▸ **DESCRIPTION OF THE TASK**
The records below must be output exactly, without pictures.

▸ **STORED ROWS**
☆ ☆ ☆ ☆
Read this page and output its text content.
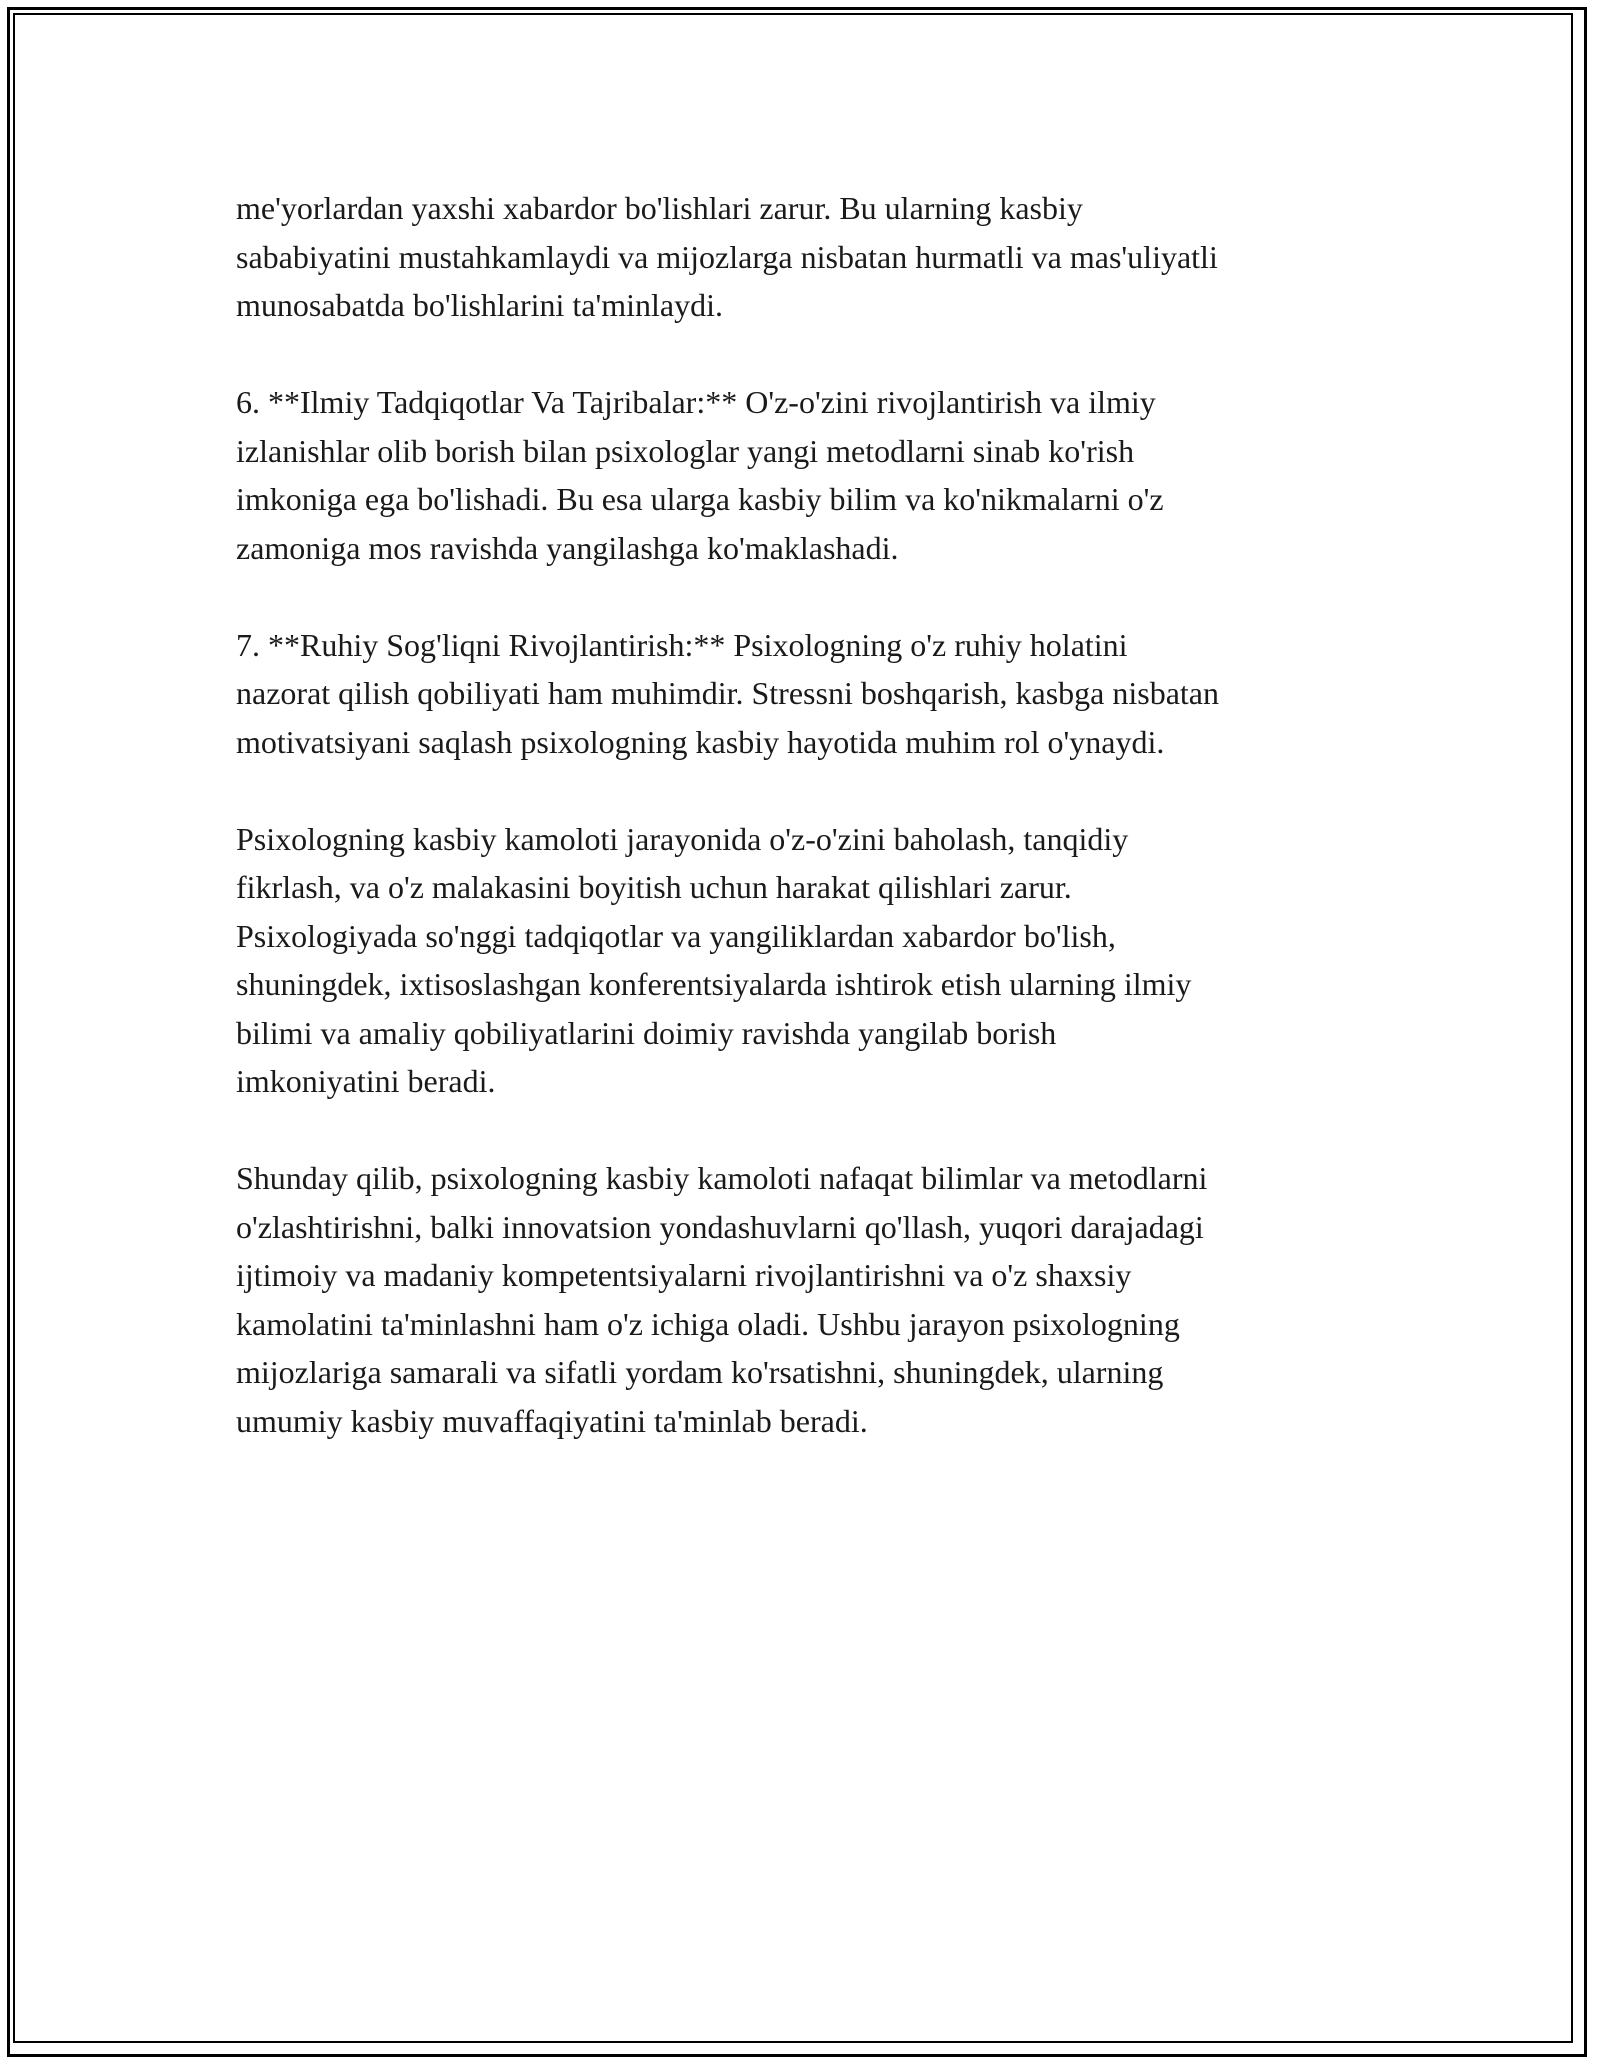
me'yorlardan yaxshi xabardor bo'lishlari zarur. Bu ularning kasbiy
sababiyatini mustahkamlaydi va mijozlarga nisbatan hurmatli va mas'uliyatli
munosabatda bo'lishlarini ta'minlaydi.

6. **Ilmiy Tadqiqotlar Va Tajribalar:** O'z-o'zini rivojlantirish va ilmiy
izlanishlar olib borish bilan psixologlar yangi metodlarni sinab ko'rish
imkoniga ega bo'lishadi. Bu esa ularga kasbiy bilim va ko'nikmalarni o'z
zamoniga mos ravishda yangilashga ko'maklashadi.

7. **Ruhiy Sog'liqni Rivojlantirish:** Psixologning o'z ruhiy holatini
nazorat qilish qobiliyati ham muhimdir. Stressni boshqarish, kasbga nisbatan
motivatsiyani saqlash psixologning kasbiy hayotida muhim rol o'ynaydi.

Psixologning kasbiy kamoloti jarayonida o'z-o'zini baholash, tanqidiy
fikrlash, va o'z malakasini boyitish uchun harakat qilishlari zarur.
Psixologiyada so'nggi tadqiqotlar va yangiliklardan xabardor bo'lish,
shuningdek, ixtisoslashgan konferentsiyalarda ishtirok etish ularning ilmiy
bilimi va amaliy qobiliyatlarini doimiy ravishda yangilab borish
imkoniyatini beradi.

Shunday qilib, psixologning kasbiy kamoloti nafaqat bilimlar va metodlarni
o'zlashtirishni, balki innovatsion yondashuvlarni qo'llash, yuqori darajadagi
ijtimoiy va madaniy kompetentsiyalarni rivojlantirishni va o'z shaxsiy
kamolatini ta'minlashni ham o'z ichiga oladi. Ushbu jarayon psixologning
mijozlariga samarali va sifatli yordam ko'rsatishni, shuningdek, ularning
umumiy kasbiy muvaffaqiyatini ta'minlab beradi.
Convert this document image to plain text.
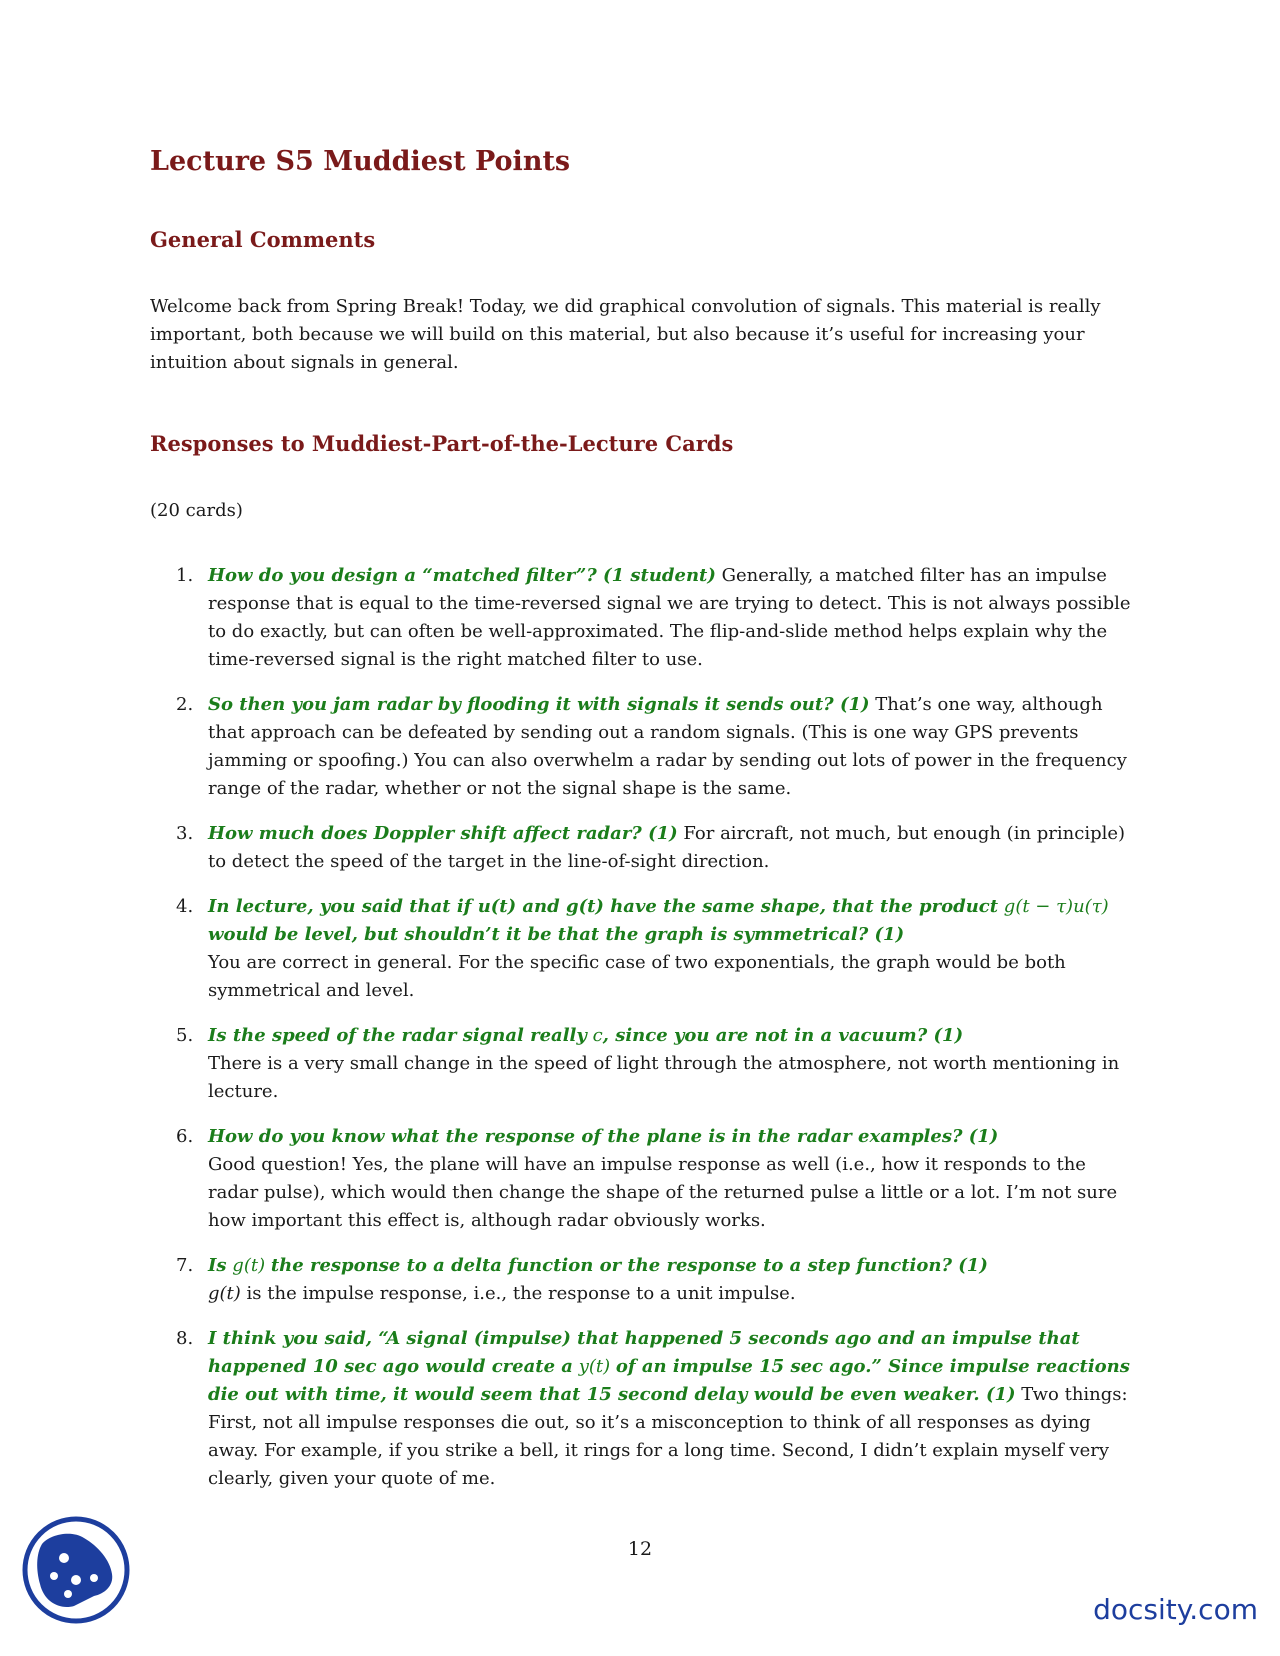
Lecture S5 Muddiest Points
General Comments

Welcome back from Spring Break! Today, we did graphical convolution of signals. This material is really important, both because we will build on this material, but also because it’s useful for increasing your intuition about signals in general.

Responses to Muddiest-Part-of-the-Lecture Cards

(20 cards)

1. How do you design a “matched filter”? (1 student) Generally, a matched filter has an impulse response that is equal to the time-reversed signal we are trying to detect. This is not always possible to do exactly, but can often be well-approximated. The flip-and-slide method helps explain why the time-reversed signal is the right matched filter to use.
2. So then you jam radar by flooding it with signals it sends out? (1) That’s one way, although that approach can be defeated by sending out a random signals. (This is one way GPS prevents jamming or spoofing.) You can also overwhelm a radar by sending out lots of power in the frequency range of the radar, whether or not the signal shape is the same.
3. How much does Doppler shift affect radar? (1) For aircraft, not much, but enough (in principle) to detect the speed of the target in the line-of-sight direction.
4. In lecture, you said that if u(t) and g(t) have the same shape, that the product g(t − τ)u(τ) would be level, but shouldn’t it be that the graph is symmetrical? (1)
You are correct in general. For the specific case of two exponentials, the graph would be both symmetrical and level.
5. Is the speed of the radar signal really c, since you are not in a vacuum? (1)
There is a very small change in the speed of light through the atmosphere, not worth mentioning in lecture.
6. How do you know what the response of the plane is in the radar examples? (1)
Good question! Yes, the plane will have an impulse response as well (i.e., how it responds to the radar pulse), which would then change the shape of the returned pulse a little or a lot. I’m not sure how important this effect is, although radar obviously works.
7. Is g(t) the response to a delta function or the response to a step function? (1)
g(t) is the impulse response, i.e., the response to a unit impulse.
8. I think you said, “A signal (impulse) that happened 5 seconds ago and an impulse that happened 10 sec ago would create a y(t) of an impulse 15 sec ago.” Since impulse reactions die out with time, it would seem that 15 second delay would be even weaker. (1) Two things: First, not all impulse responses die out, so it’s a misconception to think of all responses as dying away. For example, if you strike a bell, it rings for a long time. Second, I didn’t explain myself very clearly, given your quote of me.
12
docsity.com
☆ ☆ ☆ ☆
▸ **CORRECT RESULT**
Read this page and output its text content.
me'yorlardan yaxshi xabardor bo'lishlari zarur. Bu ularning kasbiy
sababiyatini mustahkamlaydi va mijozlarga nisbatan hurmatli va mas'uliyatli
munosabatda bo'lishlarini ta'minlaydi.

6. **Ilmiy Tadqiqotlar Va Tajribalar:** O'z-o'zini rivojlantirish va ilmiy
izlanishlar olib borish bilan psixologlar yangi metodlarni sinab ko'rish
imkoniga ega bo'lishadi. Bu esa ularga kasbiy bilim va ko'nikmalarni o'z
zamoniga mos ravishda yangilashga ko'maklashadi.

7. **Ruhiy Sog'liqni Rivojlantirish:** Psixologning o'z ruhiy holatini
nazorat qilish qobiliyati ham muhimdir. Stressni boshqarish, kasbga nisbatan
motivatsiyani saqlash psixologning kasbiy hayotida muhim rol o'ynaydi.

Psixologning kasbiy kamoloti jarayonida o'z-o'zini baholash, tanqidiy
fikrlash, va o'z malakasini boyitish uchun harakat qilishlari zarur.
Psixologiyada so'nggi tadqiqotlar va yangiliklardan xabardor bo'lish,
shuningdek, ixtisoslashgan konferentsiyalarda ishtirok etish ularning ilmiy
bilimi va amaliy qobiliyatlarini doimiy ravishda yangilab borish
imkoniyatini beradi.

Shunday qilib, psixologning kasbiy kamoloti nafaqat bilimlar va metodlarni
o'zlashtirishni, balki innovatsion yondashuvlarni qo'llash, yuqori darajadagi
ijtimoiy va madaniy kompetentsiyalarni rivojlantirishni va o'z shaxsiy
kamolatini ta'minlashni ham o'z ichiga oladi. Ushbu jarayon psixologning
mijozlariga samarali va sifatli yordam ko'rsatishni, shuningdek, ularning
umumiy kasbiy muvaffaqiyatini ta'minlab beradi.
Convert this document image to plain text.
Lecture S5 Muddiest Points
General Comments

Welcome back from Spring Break! Today, we did graphical convolution of signals. This material is really important, both because we will build on this material, but also because it’s useful for increasing your intuition about signals in general.

Responses to Muddiest-Part-of-the-Lecture Cards

(20 cards)

1. How do you design a “matched filter”? (1 student) Generally, a matched filter has an impulse response that is equal to the time-reversed signal we are trying to detect. This is not always possible to do exactly, but can often be well-approximated. The flip-and-slide method helps explain why the time-reversed signal is the right matched filter to use.
2. So then you jam radar by flooding it with signals it sends out? (1) That’s one way, although that approach can be defeated by sending out a random signals. (This is one way GPS prevents jamming or spoofing.) You can also overwhelm a radar by sending out lots of power in the frequency range of the radar, whether or not the signal shape is the same.
3. How much does Doppler shift affect radar? (1) For aircraft, not much, but enough (in principle) to detect the speed of the target in the line-of-sight direction.
4. In lecture, you said that if u(t) and g(t) have the same shape, that the product g(t − τ)u(τ) would be level, but shouldn’t it be that the graph is symmetrical? (1)
You are correct in general. For the specific case of two exponentials, the graph would be both symmetrical and level.
5. Is the speed of the radar signal really c, since you are not in a vacuum? (1)
There is a very small change in the speed of light through the atmosphere, not worth mentioning in lecture.
6. How do you know what the response of the plane is in the radar examples? (1)
Good question! Yes, the plane will have an impulse response as well (i.e., how it responds to the radar pulse), which would then change the shape of the returned pulse a little or a lot. I’m not sure how important this effect is, although radar obviously works.
7. Is g(t) the response to a delta function or the response to a step function? (1)
g(t) is the impulse response, i.e., the response to a unit impulse.
8. I think you said, “A signal (impulse) that happened 5 seconds ago and an impulse that happened 10 sec ago would create a y(t) of an impulse 15 sec ago.” Since impulse reactions die out with time, it would seem that 15 second delay would be even weaker. (1) Two things: First, not all impulse responses die out, so it’s a misconception to think of all responses as dying away. For example, if you strike a bell, it rings for a long time. Second, I didn’t explain myself very clearly, given your quote of me.
12
docsity.com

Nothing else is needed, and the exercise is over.